Data entries
● ● ●
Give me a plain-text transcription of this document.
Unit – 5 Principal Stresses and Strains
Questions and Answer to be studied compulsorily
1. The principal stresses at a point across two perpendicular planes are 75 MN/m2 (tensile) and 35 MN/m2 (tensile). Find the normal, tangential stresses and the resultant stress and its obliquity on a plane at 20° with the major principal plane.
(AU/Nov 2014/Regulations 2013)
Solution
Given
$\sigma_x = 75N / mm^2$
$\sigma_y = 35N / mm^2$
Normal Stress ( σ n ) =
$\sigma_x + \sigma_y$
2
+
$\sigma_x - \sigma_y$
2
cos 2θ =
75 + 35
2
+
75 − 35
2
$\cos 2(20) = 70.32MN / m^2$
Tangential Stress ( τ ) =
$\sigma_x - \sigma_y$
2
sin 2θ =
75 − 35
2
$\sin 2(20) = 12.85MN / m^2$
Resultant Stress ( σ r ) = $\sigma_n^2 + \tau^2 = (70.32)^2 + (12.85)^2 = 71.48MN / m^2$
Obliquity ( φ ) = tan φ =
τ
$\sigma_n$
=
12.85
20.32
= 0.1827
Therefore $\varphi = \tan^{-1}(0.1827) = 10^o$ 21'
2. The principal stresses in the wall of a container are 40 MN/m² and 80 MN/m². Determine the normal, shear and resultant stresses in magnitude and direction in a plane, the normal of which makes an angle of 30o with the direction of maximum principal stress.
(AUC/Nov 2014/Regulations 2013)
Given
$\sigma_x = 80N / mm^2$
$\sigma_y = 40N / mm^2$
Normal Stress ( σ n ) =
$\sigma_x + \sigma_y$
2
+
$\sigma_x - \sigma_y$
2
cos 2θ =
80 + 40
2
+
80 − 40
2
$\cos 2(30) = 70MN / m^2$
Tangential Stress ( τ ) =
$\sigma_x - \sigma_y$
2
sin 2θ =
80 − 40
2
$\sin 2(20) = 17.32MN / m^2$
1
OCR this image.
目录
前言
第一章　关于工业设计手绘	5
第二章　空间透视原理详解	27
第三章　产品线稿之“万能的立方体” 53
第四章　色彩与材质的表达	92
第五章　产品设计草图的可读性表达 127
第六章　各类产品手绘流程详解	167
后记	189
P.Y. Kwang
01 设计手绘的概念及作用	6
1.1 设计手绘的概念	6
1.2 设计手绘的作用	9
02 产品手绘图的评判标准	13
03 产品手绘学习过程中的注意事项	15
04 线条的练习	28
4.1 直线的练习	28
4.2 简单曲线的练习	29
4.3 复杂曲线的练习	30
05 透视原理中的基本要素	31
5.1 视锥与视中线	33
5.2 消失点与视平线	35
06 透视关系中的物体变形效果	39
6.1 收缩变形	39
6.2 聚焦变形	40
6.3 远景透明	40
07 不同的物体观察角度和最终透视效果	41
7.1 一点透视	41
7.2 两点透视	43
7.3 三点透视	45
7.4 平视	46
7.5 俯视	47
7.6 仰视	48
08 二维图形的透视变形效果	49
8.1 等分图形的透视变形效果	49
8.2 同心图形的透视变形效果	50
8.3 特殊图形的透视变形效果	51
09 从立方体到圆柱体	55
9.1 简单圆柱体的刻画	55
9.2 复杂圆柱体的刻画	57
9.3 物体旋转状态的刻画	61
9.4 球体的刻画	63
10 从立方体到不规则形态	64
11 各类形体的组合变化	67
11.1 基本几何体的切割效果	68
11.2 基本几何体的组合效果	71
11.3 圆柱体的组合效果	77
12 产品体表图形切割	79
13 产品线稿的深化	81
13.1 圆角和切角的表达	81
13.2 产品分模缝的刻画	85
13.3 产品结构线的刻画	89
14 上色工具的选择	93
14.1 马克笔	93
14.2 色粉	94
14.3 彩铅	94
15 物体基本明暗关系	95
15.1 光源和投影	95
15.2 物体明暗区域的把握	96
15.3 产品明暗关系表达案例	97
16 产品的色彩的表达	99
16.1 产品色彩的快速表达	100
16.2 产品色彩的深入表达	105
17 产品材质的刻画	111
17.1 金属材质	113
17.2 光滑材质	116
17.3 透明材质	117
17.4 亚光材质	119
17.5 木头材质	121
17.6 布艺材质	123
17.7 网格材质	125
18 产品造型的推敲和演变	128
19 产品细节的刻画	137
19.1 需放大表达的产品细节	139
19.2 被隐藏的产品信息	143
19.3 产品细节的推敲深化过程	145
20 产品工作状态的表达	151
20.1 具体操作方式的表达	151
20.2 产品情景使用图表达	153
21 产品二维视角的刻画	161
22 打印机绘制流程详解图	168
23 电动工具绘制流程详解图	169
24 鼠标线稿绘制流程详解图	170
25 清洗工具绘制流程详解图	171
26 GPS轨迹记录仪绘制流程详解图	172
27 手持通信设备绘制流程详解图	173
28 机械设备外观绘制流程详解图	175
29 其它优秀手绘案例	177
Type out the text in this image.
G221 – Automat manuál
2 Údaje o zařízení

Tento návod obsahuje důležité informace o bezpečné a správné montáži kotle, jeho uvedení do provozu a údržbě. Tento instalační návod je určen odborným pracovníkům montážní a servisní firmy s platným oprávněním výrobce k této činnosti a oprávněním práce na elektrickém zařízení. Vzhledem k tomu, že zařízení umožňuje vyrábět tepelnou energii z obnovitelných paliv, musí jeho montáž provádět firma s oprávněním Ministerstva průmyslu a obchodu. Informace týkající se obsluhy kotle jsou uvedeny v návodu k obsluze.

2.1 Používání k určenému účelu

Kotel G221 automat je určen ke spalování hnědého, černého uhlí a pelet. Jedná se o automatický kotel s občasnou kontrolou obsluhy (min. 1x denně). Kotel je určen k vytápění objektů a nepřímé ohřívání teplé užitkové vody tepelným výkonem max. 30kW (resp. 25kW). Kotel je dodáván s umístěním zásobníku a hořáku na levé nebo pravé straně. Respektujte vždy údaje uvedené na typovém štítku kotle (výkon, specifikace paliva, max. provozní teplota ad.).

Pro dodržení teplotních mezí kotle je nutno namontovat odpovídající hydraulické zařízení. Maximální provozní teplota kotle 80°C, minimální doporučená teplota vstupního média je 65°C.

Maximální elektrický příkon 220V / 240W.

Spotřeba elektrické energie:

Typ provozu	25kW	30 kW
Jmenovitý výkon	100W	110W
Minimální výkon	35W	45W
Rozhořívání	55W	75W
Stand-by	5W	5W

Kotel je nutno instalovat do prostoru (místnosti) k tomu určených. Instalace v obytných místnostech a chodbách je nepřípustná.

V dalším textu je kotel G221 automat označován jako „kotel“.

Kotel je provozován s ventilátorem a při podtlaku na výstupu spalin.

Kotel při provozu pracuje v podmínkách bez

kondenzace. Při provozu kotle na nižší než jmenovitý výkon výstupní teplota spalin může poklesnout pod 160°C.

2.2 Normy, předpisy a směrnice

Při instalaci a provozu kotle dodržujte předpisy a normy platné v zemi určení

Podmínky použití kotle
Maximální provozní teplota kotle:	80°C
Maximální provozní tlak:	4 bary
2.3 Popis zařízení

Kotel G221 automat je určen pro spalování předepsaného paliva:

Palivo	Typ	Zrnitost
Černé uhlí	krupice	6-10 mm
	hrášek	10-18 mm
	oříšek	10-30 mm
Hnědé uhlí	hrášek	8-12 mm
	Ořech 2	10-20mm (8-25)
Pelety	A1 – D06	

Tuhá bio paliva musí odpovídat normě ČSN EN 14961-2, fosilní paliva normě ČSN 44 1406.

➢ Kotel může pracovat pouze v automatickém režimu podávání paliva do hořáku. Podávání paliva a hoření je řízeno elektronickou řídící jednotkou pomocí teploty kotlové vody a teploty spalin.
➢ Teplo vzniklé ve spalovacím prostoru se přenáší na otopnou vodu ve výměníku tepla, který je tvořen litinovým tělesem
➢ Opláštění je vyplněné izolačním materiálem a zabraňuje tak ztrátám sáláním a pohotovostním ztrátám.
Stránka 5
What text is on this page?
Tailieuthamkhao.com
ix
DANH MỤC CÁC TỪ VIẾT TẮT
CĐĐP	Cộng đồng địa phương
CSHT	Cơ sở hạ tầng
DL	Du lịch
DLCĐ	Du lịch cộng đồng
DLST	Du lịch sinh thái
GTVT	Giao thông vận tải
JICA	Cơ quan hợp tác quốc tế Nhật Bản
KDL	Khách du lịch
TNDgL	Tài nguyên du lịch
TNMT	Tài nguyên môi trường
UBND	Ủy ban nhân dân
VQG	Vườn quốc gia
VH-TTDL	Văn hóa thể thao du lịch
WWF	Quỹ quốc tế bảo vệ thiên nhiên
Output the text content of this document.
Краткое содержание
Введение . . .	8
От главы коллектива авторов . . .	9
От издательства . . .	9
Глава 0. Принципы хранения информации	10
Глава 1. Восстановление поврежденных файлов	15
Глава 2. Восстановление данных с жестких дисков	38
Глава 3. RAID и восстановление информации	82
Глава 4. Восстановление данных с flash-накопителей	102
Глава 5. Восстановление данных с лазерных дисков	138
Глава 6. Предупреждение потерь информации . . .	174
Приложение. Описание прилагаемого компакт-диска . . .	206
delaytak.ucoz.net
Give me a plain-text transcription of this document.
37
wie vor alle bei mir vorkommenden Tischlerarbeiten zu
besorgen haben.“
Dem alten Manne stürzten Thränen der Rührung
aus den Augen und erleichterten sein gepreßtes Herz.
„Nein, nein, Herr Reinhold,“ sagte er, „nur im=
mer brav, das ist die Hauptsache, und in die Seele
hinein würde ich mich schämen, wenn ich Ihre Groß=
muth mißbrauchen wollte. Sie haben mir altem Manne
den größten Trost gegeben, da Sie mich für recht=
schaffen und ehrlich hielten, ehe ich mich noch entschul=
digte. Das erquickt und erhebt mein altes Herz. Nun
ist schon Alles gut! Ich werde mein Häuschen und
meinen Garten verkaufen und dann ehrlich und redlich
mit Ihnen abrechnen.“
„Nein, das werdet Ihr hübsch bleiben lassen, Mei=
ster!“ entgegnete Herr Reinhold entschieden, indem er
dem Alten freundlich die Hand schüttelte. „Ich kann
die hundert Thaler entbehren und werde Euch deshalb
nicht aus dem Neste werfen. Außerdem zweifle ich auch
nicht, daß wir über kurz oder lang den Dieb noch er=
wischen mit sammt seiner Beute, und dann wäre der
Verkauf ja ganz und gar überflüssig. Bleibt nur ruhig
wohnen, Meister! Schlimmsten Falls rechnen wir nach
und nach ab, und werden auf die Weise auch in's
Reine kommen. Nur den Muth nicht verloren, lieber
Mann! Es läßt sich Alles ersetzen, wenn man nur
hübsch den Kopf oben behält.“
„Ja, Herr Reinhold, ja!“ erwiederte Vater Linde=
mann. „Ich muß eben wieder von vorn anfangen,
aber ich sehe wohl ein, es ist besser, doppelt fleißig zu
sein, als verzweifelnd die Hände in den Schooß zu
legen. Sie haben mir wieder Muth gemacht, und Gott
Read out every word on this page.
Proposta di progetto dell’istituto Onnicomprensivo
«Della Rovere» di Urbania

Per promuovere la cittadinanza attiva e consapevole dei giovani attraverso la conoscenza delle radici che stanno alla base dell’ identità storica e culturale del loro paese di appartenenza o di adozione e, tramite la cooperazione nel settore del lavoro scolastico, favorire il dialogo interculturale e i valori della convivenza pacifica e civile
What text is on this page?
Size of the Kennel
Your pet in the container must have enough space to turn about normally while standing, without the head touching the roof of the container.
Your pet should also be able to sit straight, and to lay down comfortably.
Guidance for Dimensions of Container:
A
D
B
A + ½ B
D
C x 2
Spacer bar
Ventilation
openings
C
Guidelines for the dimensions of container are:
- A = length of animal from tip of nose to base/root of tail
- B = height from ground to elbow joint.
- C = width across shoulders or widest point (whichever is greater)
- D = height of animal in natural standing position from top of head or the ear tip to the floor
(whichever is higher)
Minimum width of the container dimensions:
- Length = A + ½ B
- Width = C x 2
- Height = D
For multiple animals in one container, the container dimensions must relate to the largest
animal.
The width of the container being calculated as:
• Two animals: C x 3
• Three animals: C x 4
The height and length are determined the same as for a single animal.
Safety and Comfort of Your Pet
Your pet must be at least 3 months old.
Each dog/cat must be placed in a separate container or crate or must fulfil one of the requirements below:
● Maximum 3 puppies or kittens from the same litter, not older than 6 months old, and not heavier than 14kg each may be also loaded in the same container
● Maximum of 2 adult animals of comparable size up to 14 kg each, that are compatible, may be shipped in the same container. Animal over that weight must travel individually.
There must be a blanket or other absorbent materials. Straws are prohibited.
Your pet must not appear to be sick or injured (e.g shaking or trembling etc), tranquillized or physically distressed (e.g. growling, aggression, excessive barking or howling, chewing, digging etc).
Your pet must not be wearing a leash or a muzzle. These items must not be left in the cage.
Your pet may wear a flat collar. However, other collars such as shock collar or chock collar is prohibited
● ● ●
— REQUIREMENT —
Of all the lines in the listing above, how many include "dann"? Write only the number.

— SOLUTION TO THIS PROBLEM —
2